▸ Material provided:
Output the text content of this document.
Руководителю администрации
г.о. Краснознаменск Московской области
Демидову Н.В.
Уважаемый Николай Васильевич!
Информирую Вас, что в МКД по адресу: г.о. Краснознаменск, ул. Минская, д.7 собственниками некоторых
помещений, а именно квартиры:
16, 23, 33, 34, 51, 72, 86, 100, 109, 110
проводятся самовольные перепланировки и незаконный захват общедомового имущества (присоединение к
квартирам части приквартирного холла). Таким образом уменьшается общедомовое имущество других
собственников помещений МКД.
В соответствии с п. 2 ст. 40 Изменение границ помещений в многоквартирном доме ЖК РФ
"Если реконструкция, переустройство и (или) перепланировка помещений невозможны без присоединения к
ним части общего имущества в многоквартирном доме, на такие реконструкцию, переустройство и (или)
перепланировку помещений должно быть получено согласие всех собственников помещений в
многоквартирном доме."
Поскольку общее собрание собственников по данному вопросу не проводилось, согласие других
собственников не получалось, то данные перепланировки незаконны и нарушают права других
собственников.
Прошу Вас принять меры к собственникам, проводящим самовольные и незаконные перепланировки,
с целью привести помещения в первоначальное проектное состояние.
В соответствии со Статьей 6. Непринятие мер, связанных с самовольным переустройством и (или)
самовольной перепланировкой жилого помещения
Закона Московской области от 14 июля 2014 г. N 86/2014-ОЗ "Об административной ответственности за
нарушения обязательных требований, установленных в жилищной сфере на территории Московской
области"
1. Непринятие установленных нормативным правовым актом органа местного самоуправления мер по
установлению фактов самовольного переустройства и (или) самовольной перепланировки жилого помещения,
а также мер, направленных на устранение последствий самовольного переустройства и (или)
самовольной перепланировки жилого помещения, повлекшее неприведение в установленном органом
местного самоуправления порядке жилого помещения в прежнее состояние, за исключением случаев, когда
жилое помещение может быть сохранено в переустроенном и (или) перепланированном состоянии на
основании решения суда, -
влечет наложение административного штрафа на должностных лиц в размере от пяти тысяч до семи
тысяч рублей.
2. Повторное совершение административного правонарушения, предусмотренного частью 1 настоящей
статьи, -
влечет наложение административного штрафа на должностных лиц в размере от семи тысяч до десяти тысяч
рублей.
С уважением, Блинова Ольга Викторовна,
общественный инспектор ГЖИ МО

▸ Exercise task: Repeat the listing above without any change.

▸ Answer to this task:
Output the text content of this document.
Руководителю администрации
г.о. Краснознаменск Московской области
Демидову Н.В.
Уважаемый Николай Васильевич!
Информирую Вас, что в МКД по адресу: г.о. Краснознаменск, ул. Минская, д.7 собственниками некоторых
помещений, а именно квартиры:
16, 23, 33, 34, 51, 72, 86, 100, 109, 110
проводятся самовольные перепланировки и незаконный захват общедомового имущества (присоединение к
квартирам части приквартирного холла). Таким образом уменьшается общедомовое имущество других
собственников помещений МКД.
В соответствии с п. 2 ст. 40 Изменение границ помещений в многоквартирном доме ЖК РФ
"Если реконструкция, переустройство и (или) перепланировка помещений невозможны без присоединения к
ним части общего имущества в многоквартирном доме, на такие реконструкцию, переустройство и (или)
перепланировку помещений должно быть получено согласие всех собственников помещений в
многоквартирном доме."
Поскольку общее собрание собственников по данному вопросу не проводилось, согласие других
собственников не получалось, то данные перепланировки незаконны и нарушают права других
собственников.
Прошу Вас принять меры к собственникам, проводящим самовольные и незаконные перепланировки,
с целью привести помещения в первоначальное проектное состояние.
В соответствии со Статьей 6. Непринятие мер, связанных с самовольным переустройством и (или)
самовольной перепланировкой жилого помещения
Закона Московской области от 14 июля 2014 г. N 86/2014-ОЗ "Об административной ответственности за
нарушения обязательных требований, установленных в жилищной сфере на территории Московской
области"
1. Непринятие установленных нормативным правовым актом органа местного самоуправления мер по
установлению фактов самовольного переустройства и (или) самовольной перепланировки жилого помещения,
а также мер, направленных на устранение последствий самовольного переустройства и (или)
самовольной перепланировки жилого помещения, повлекшее неприведение в установленном органом
местного самоуправления порядке жилого помещения в прежнее состояние, за исключением случаев, когда
жилое помещение может быть сохранено в переустроенном и (или) перепланированном состоянии на
основании решения суда, -
влечет наложение административного штрафа на должностных лиц в размере от пяти тысяч до семи
тысяч рублей.
2. Повторное совершение административного правонарушения, предусмотренного частью 1 настоящей
статьи, -
влечет наложение административного штрафа на должностных лиц в размере от семи тысяч до десяти тысяч
рублей.
С уважением, Блинова Ольга Викторовна,
общественный инспектор ГЖИ МО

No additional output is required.